Yes, good point. I should have been more specific. I believe this math might
overflow and then truncate:
template<typename T, unsigned inlineCapacity, typename OverflowHandler>
bool Vector<T, inlineCapacity, OverflowHandler>::tryExpandCapacity(unsigned
newMinCapacity)
{
return tryReserveCapacity(std::max(newMinCapacity, std::max(16u,
static_cast<unsigned>(capacity() + capacity() / 4 + 1))));
}
Geoff
> On Nov 19, 2014, at 2:04 PM, Chris Dumez <[email protected]> wrote:
>
> Hi,
>
> I believe the Vector class is already checking for overflows. I looked
> quickly and it seems that when trying to allocate / reallocate the Vector
> buffer, we will call CRASH() if:
> (newCapacity > std::numeric_limits<unsigned>::max() / sizeof(T))
>
> Kr,
> --
> Chris Dumez - Apple Inc.

┄┄┄┄┄┄

Please copy out the full message about Vector capacity overflow above, word for word.

§ **Supplied material**
┄┄┄┄┄┄

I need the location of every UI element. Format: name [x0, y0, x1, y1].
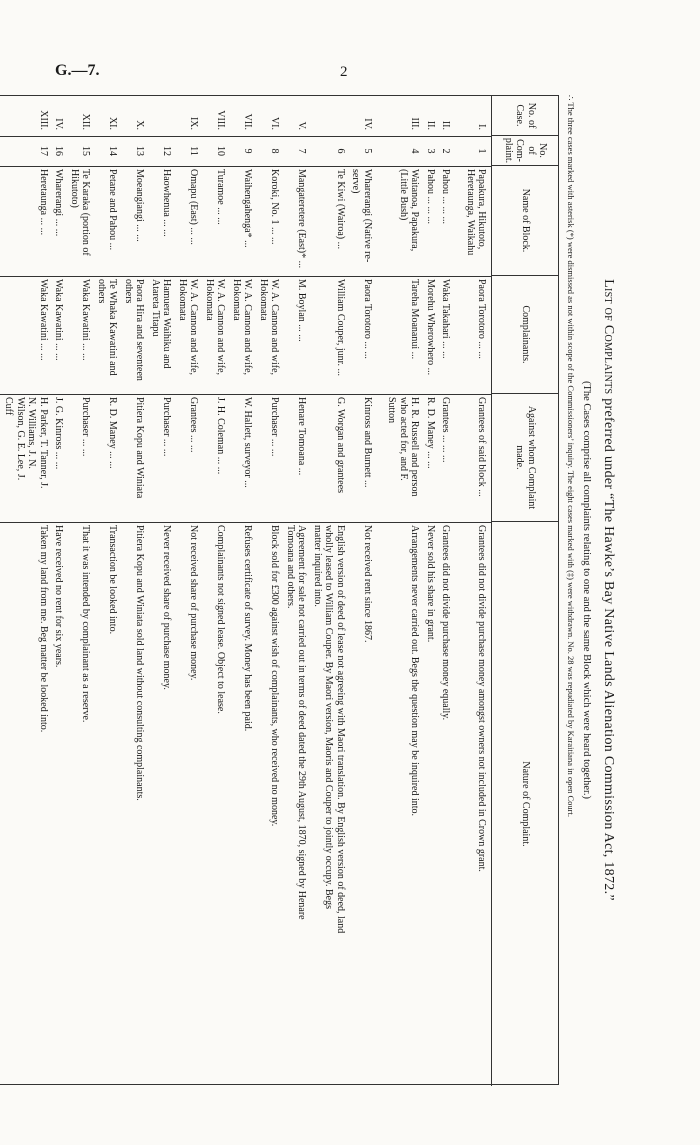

┄┄┄┄┄┄

§ **Finished answer**
Yes, good point. I should have been more specific. I believe this math might
overflow and then truncate:
template<typename T, unsigned inlineCapacity, typename OverflowHandler>
bool Vector<T, inlineCapacity, OverflowHandler>::tryExpandCapacity(unsigned
newMinCapacity)
{
return tryReserveCapacity(std::max(newMinCapacity, std::max(16u,
static_cast<unsigned>(capacity() + capacity() / 4 + 1))));
}
Geoff
> On Nov 19, 2014, at 2:04 PM, Chris Dumez <[email protected]> wrote:
>
> Hi,
>
> I believe the Vector class is already checking for overflows. I looked
> quickly and it seems that when trying to allocate / reallocate the Vector
> buffer, we will call CRASH() if:
> (newCapacity > std::numeric_limits<unsigned>::max() / sizeof(T))
>
> Kr,
> --
> Chris Dumez - Apple Inc.